**WHAT THE TASK ASKS:** Note each line where "словами" appears, and copy it.

(Records from a dataset)
════════════════════

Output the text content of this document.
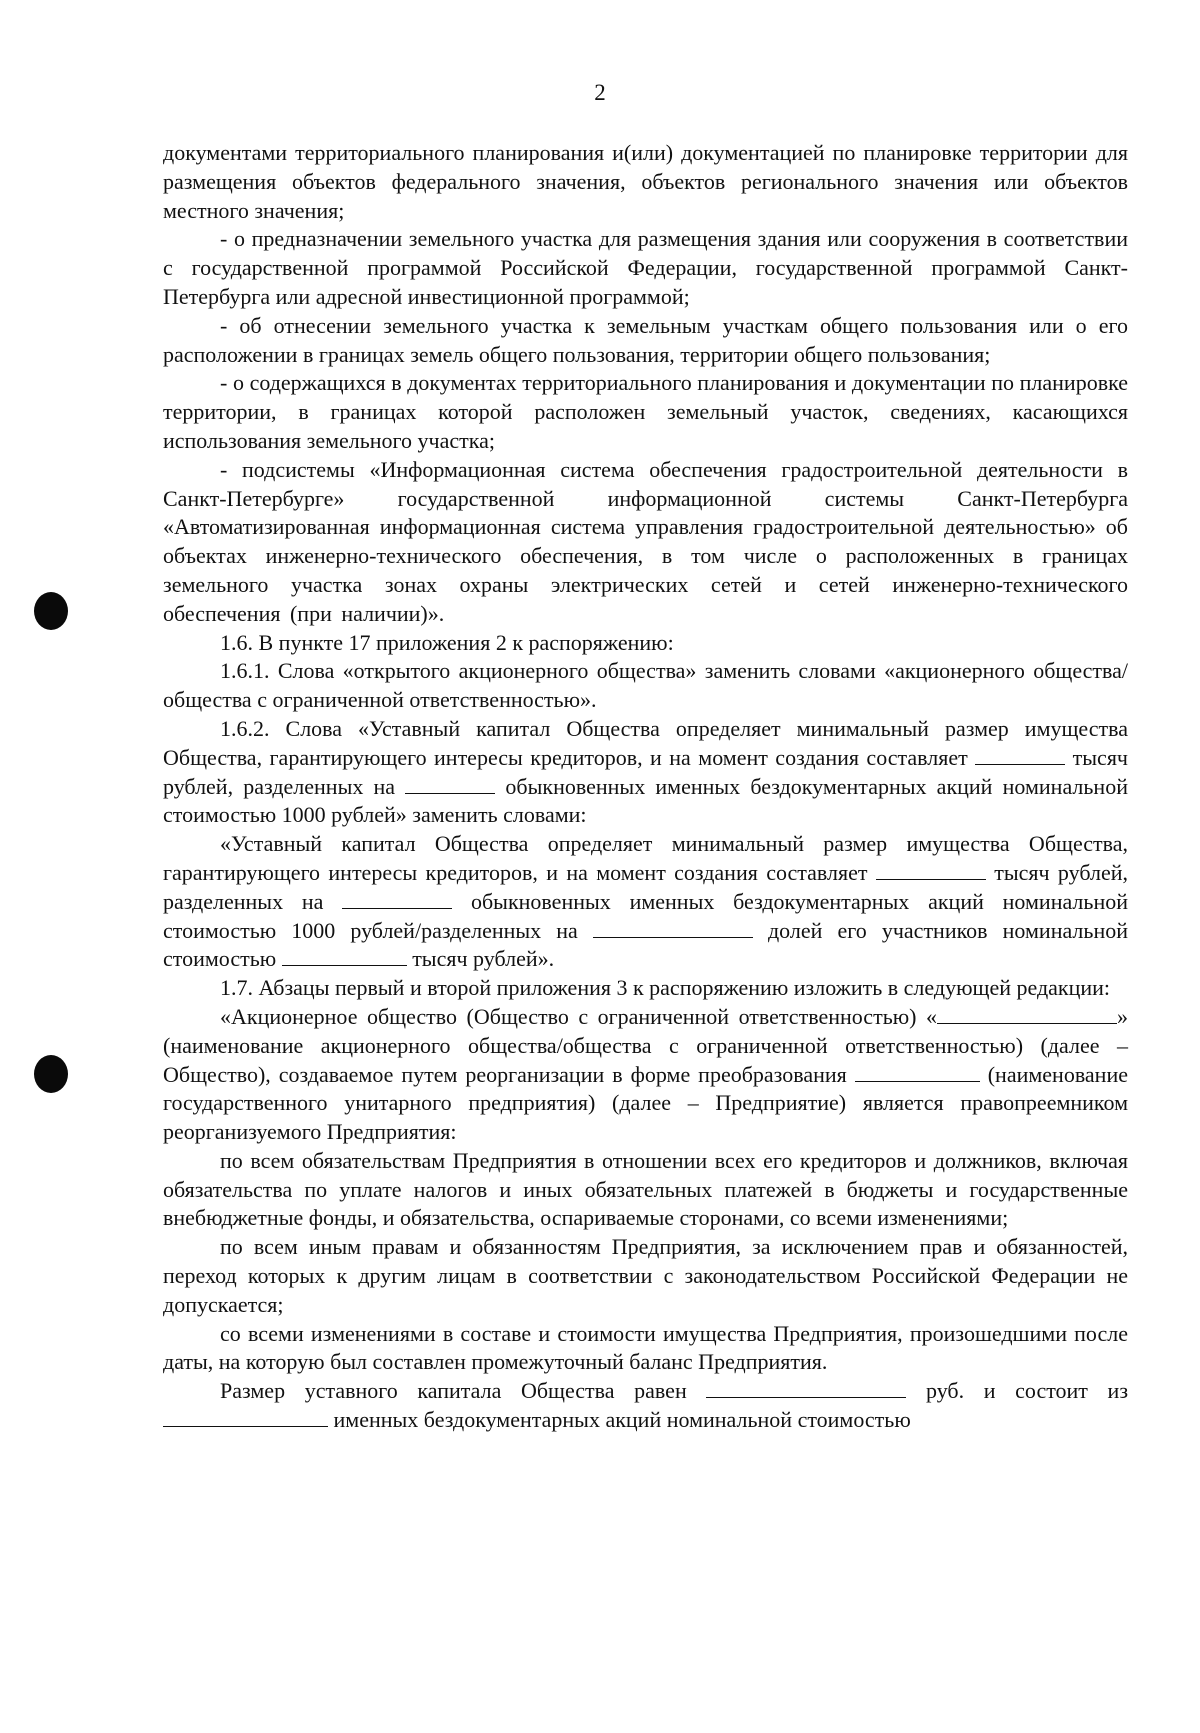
2

документами территориального планирования и(или) документацией по планировке территории для размещения объектов федерального значения, объектов регионального значения или объектов местного значения;

- о предназначении земельного участка для размещения здания или сооружения в соответствии с государственной программой Российской Федерации, государственной программой Санкт-Петербурга или адресной инвестиционной программой;

- об отнесении земельного участка к земельным участкам общего пользования или о его расположении в границах земель общего пользования, территории общего пользования;

- о содержащихся в документах территориального планирования и документации по планировке территории, в границах которой расположен земельный участок, сведениях, касающихся использования земельного участка;

- подсистемы «Информационная система обеспечения градостроительной деятельности в Санкт-Петербурге» государственной информационной системы Санкт-Петербурга «Автоматизированная информационная система управления градостроительной деятельностью» об объектах инженерно-технического обеспечения, в том числе о расположенных в границах земельного участка зонах охраны электрических сетей и сетей инженерно-технического обеспечения (при наличии)».

1.6. В пункте 17 приложения 2 к распоряжению:

1.6.1. Слова «открытого акционерного общества» заменить словами «акционерного общества/общества с ограниченной ответственностью».

1.6.2. Слова «Уставный капитал Общества определяет минимальный размер имущества Общества, гарантирующего интересы кредиторов, и на момент создания составляет	тысяч рублей, разделенных на	обыкновенных именных бездокументарных акций номинальной стоимостью 1000 рублей» заменить словами:

«Уставный капитал Общества определяет минимальный размер имущества Общества, гарантирующего интересы кредиторов, и на момент создания составляет	тысяч рублей, разделенных на	обыкновенных именных бездокументарных акций номинальной стоимостью 1000 рублей/разделенных на	долей его участников номинальной стоимостью	тысяч рублей».

1.7. Абзацы первый и второй приложения 3 к распоряжению изложить в следующей редакции:

«Акционерное общество (Общество с ограниченной ответственностью) «	» (наименование акционерного общества/общества с ограниченной ответственностью) (далее – Общество), создаваемое путем реорганизации в форме преобразования	(наименование государственного унитарного предприятия) (далее – Предприятие) является правопреемником реорганизуемого Предприятия:

по всем обязательствам Предприятия в отношении всех его кредиторов и должников, включая обязательства по уплате налогов и иных обязательных платежей в бюджеты и государственные внебюджетные фонды, и обязательства, оспариваемые сторонами, со всеми изменениями;

по всем иным правам и обязанностям Предприятия, за исключением прав и обязанностей, переход которых к другим лицам в соответствии с законодательством Российской Федерации не допускается;

со всеми изменениями в составе и стоимости имущества Предприятия, произошедшими после даты, на которую был составлен промежуточный баланс Предприятия.

Размер уставного капитала Общества равен	руб. и состоит из  именных бездокументарных акций номинальной стоимостью
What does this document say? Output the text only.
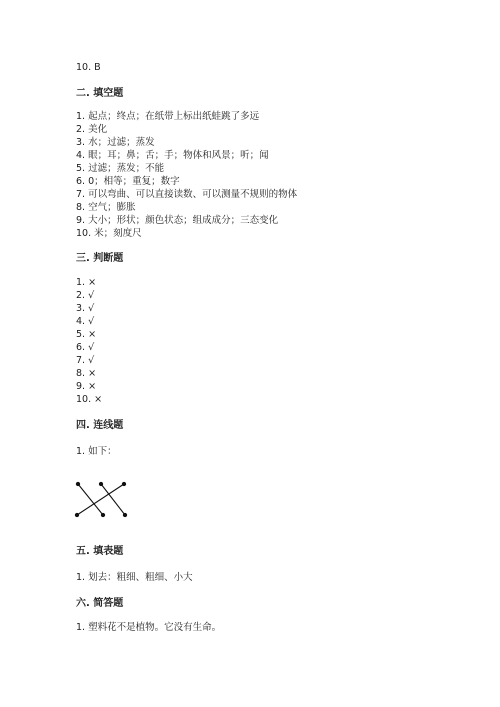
10. B
二. 填空题
1. 起点；终点；在纸带上标出纸蛙跳了多远
2. 美化
3. 水；过滤；蒸发
4. 眼；耳；鼻；舌；手；物体和风景；听；闻
5. 过滤；蒸发；不能
6. 0；相等；重复；数字
7. 可以弯曲、可以直接读数、可以测量不规则的物体
8. 空气；膨胀
9. 大小；形状；颜色状态；组成成分；三态变化
10. 米；刻度尺
三. 判断题
1. ×
2. √
3. √
4. √
5. ×
6. √
7. √
8. ×
9. ×
10. ×
四. 连线题
1. 如下：
五. 填表题
1. 划去：粗细、粗细、小大
六. 简答题
1. 塑料花不是植物。它没有生命。
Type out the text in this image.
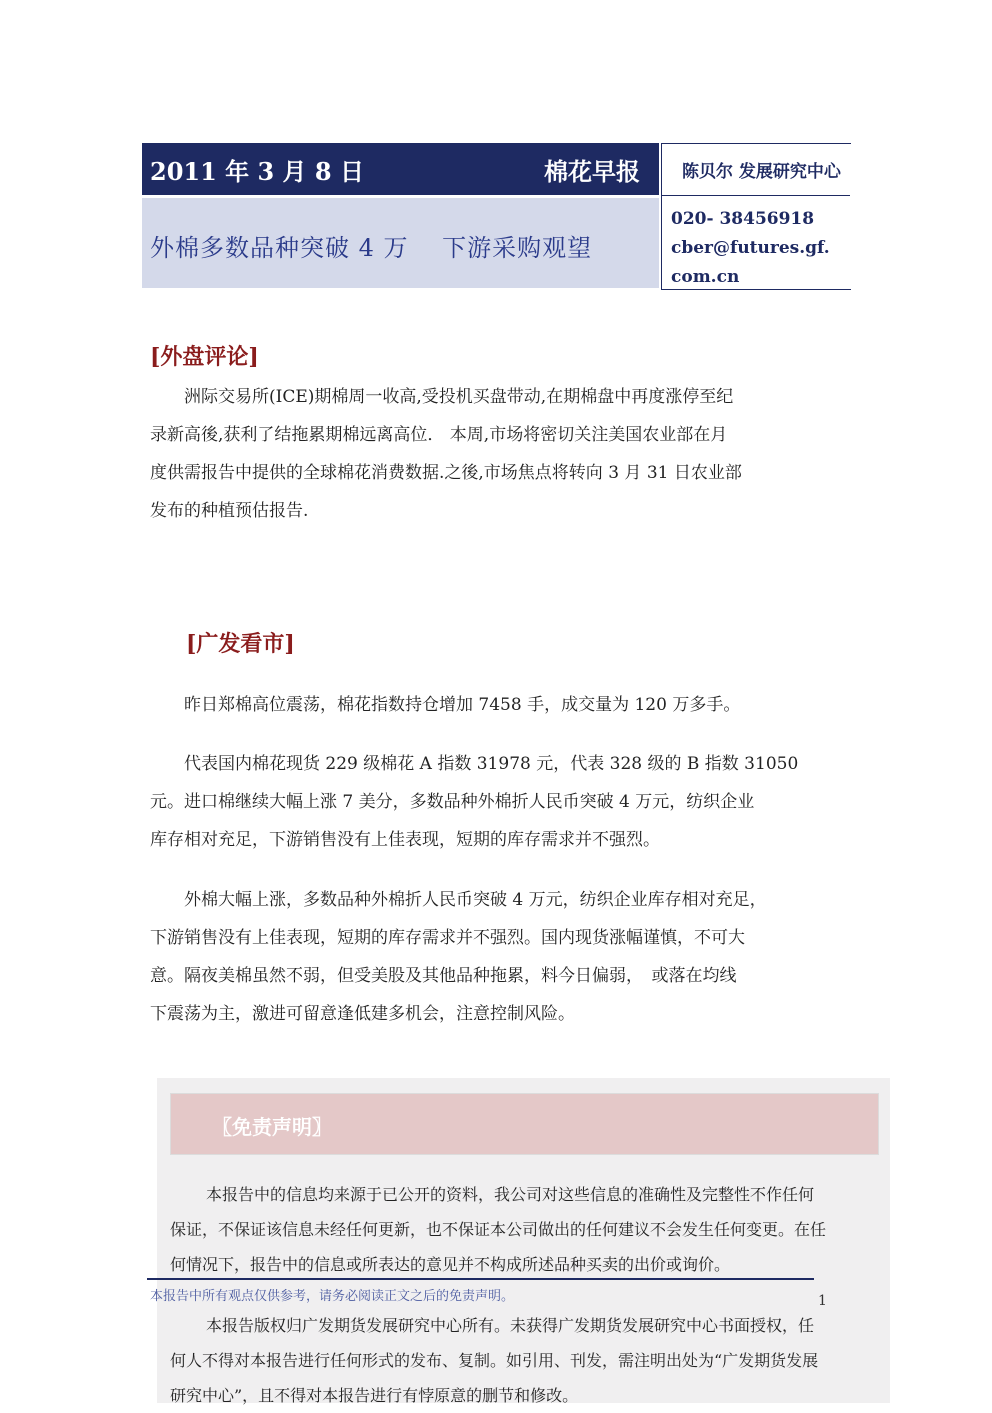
2011 年 3 月 8 日	棉花早报
外棉多数品种突破 4 万　 下游采购观望
陈贝尔 发展研究中心
020- 38456918
cber@futures.gf.
com.cn
[外盘评论]
洲际交易所(ICE)期棉周一收高,受投机买盘带动,在期棉盘中再度涨停至纪
录新高後,获利了结拖累期棉远离高位． 本周,市场将密切关注美国农业部在月
度供需报告中提供的全球棉花消费数据.之後,市场焦点将转向 3 月 31 日农业部
发布的种植预估报告.
[广发看市]
昨日郑棉高位震荡，棉花指数持仓增加 7458 手，成交量为 120 万多手。
代表国内棉花现货 229 级棉花 A 指数 31978 元，代表 328 级的 B 指数 31050
元。进口棉继续大幅上涨 7 美分，多数品种外棉折人民币突破 4 万元，纺织企业
库存相对充足，下游销售没有上佳表现，短期的库存需求并不强烈。
外棉大幅上涨，多数品种外棉折人民币突破 4 万元，纺织企业库存相对充足，
下游销售没有上佳表现，短期的库存需求并不强烈。国内现货涨幅谨慎，不可大
意。隔夜美棉虽然不弱，但受美股及其他品种拖累，料今日偏弱，　或落在均线
下震荡为主，激进可留意逢低建多机会，注意控制风险。
〖免责声明〗
本报告中的信息均来源于已公开的资料，我公司对这些信息的准确性及完整性不作任何
保证，不保证该信息未经任何更新，也不保证本公司做出的任何建议不会发生任何变更。在任
何情况下，报告中的信息或所表达的意见并不构成所述品种买卖的出价或询价。
本报告版权归广发期货发展研究中心所有。未获得广发期货发展研究中心书面授权，任
何人不得对本报告进行任何形式的发布、复制。如引用、刊发，需注明出处为“广发期货发展
研究中心”，且不得对本报告进行有悖原意的删节和修改。
本报告中所有观点仅供参考，请务必阅读正文之后的免责声明。	1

════════════════════

**FULL OUTPUT:**
1.6.1. Слова «открытого акционерного общества» заменить словами «акционерного общества/общества с ограниченной ответственностью».
1.6.2. Слова «Уставный капитал Общества определяет минимальный размер имущества Общества, гарантирующего интересы кредиторов, и на момент создания составляет	тысяч рублей, разделенных на	обыкновенных именных бездокументарных акций номинальной стоимостью 1000 рублей» заменить словами:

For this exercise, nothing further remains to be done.